Stored records
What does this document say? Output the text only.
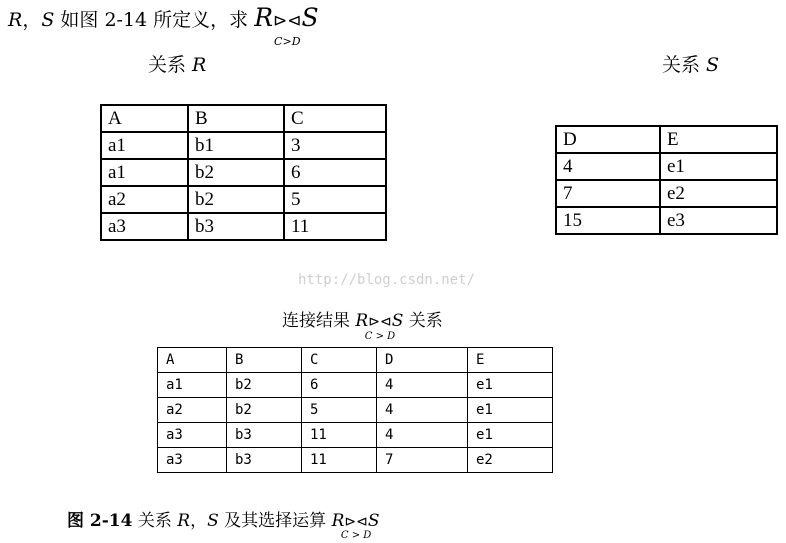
R，S 如图 2-14 所定义，求 R⊳⊲
C>D
S
关系 R	关系 S
A	B	C
a1	b1	3
a1	b2	6
a2	b2	5
a3	b3	11
D	E
4	e1
7	e2
15	e3
http://blog.csdn.net/
连接结果 R⊳⊲
C > D
S 关系
A	B	C	D	E
a1	b2	6	4	e1
a2	b2	5	4	e1
a3	b3	11	4	e1
a3	b3	11	7	e2
图 2-14 关系 R，S 及其选择运算 R⊳⊲
C > D
S
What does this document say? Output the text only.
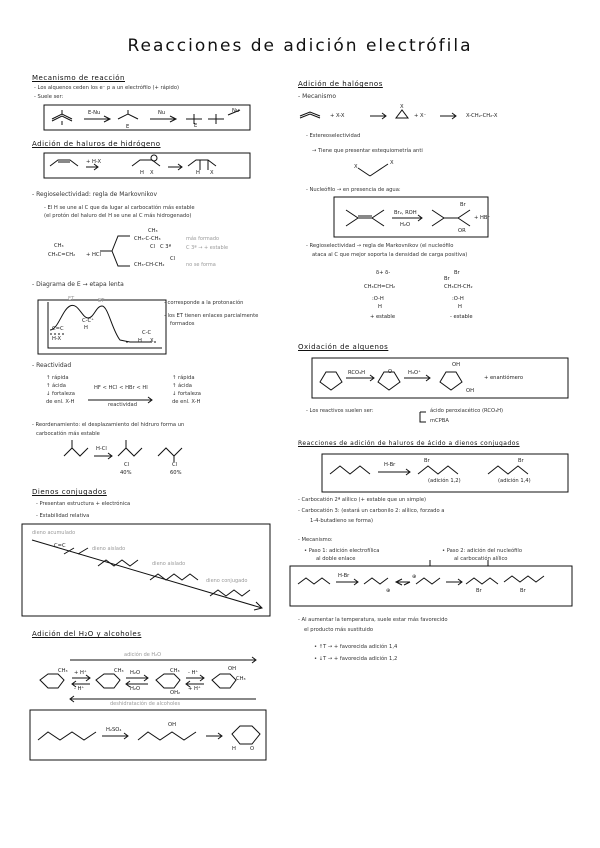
Reacciones de adición electrófila
Mecanismo de reacción
- Los alquenos ceden los e⁻ p a un electrófilo (+ rápido)
- Suele ser:
E-Nu	Nu
E	E
Nu
Adición de haluros de hidrógeno
+ H-X
X
H	H X
- Regioselectividad: regla de Markovnikov
- El H se une al C que da lugar al carbocatión más estable
(el protón del haluro del H se une al C más hidrogenado)
CH₃
CH₃C=CH₂ + HCl
CH₃
CH₃-C-CH₃
C 3ª
Cl
CH₃-CH-CH₂
Cl
más formado
C 3ª → + estable
no se forma
- Diagrama de E → etapa lenta
ET	ET
C-C⁺
H
C=C
H-X
C-C
H X
- corresponde a la protonación
- los ET tienen enlaces parcialmente
formados
- Reactividad
↑ rápida
↑ ácida
↓ fortaleza
de enl. X-H
HF < HCl < HBr < HI
reactividad
↑ rápida
↑ ácida
↓ fortaleza
de enl. X-H
- Reordenamiento: el desplazamiento del hidruro forma un
carbocatión más estable
H-Cl
Cl	Cl
40%	60%
Dienos conjugados
- Presentan estructura + electrónica
- Estabilidad relativa
dieno acumulado
C=C	dieno aislado
dieno aislado
dieno conjugado
Adición del H₂O y alcoholes
adición de H₂O
deshidratación de alcoholes
CH₃ + H⁺
- H⁺
CH₃ H₂O
H₂O
CH₃
OH₂
- H⁺
+ H⁺
OH
CH₃
H₂SO₄
OH
H	O
Adición de halógenos
- Mecanismo
+ X-X
X
+ X⁻	X-CH₂-CH₂-X
- Estereoselectividad
→ Tiene que presentar estequiometría anti
X
X
- Nucleófilo → en presencia de agua:
Br₂, ROH
H₂O
Br
OR
+ HBr
- Regioselectividad → regla de Markovnikov (el nucleófilo
ataca al C que mejor soporta la densidad de carga positiva)
δ+ δ-
CH₃CH=CH₂
Br
CH₃CH-CH₂
:O-H
H
+ estable
Br
:O-H
H
- estable
Oxidación de alquenos
RCO₃H	O	H₃O⁺
OH
+ enantiómero
OH
- Los reactivos suelen ser:	ácido peroxiacético (RCO₃H)
mCPBA
Reacciones de adición de haluros de ácido a dienos conjugados
H-Br
Br
(adición 1,2)
Br
(adición 1,4)
- Carbocatión 2ª alílico (+ estable que un simple)
- Carbocatión 3: (estará un carbonilo 2: alílico, forzado a
1-4-butadieno se forma)
- Mecanismo:
• Paso 1: adición electrofílica
al doble enlace
• Paso 2: adición del nucleófilo
al carbocatión alílico
H-Br
⊕
⊕
Br	Br
- Al aumentar la temperatura, suele estar más favorecido
el producto más sustituido
• ↑T → + favorecida adición 1,4
• ↓T → + favorecida adición 1,2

**The request**. From the entries, copy out each line containing the word "regla".

**Complete answer**.
- Regioselectividad: regla de Markovnikov
- Regioselectividad → regla de Markovnikov (el nucleófilo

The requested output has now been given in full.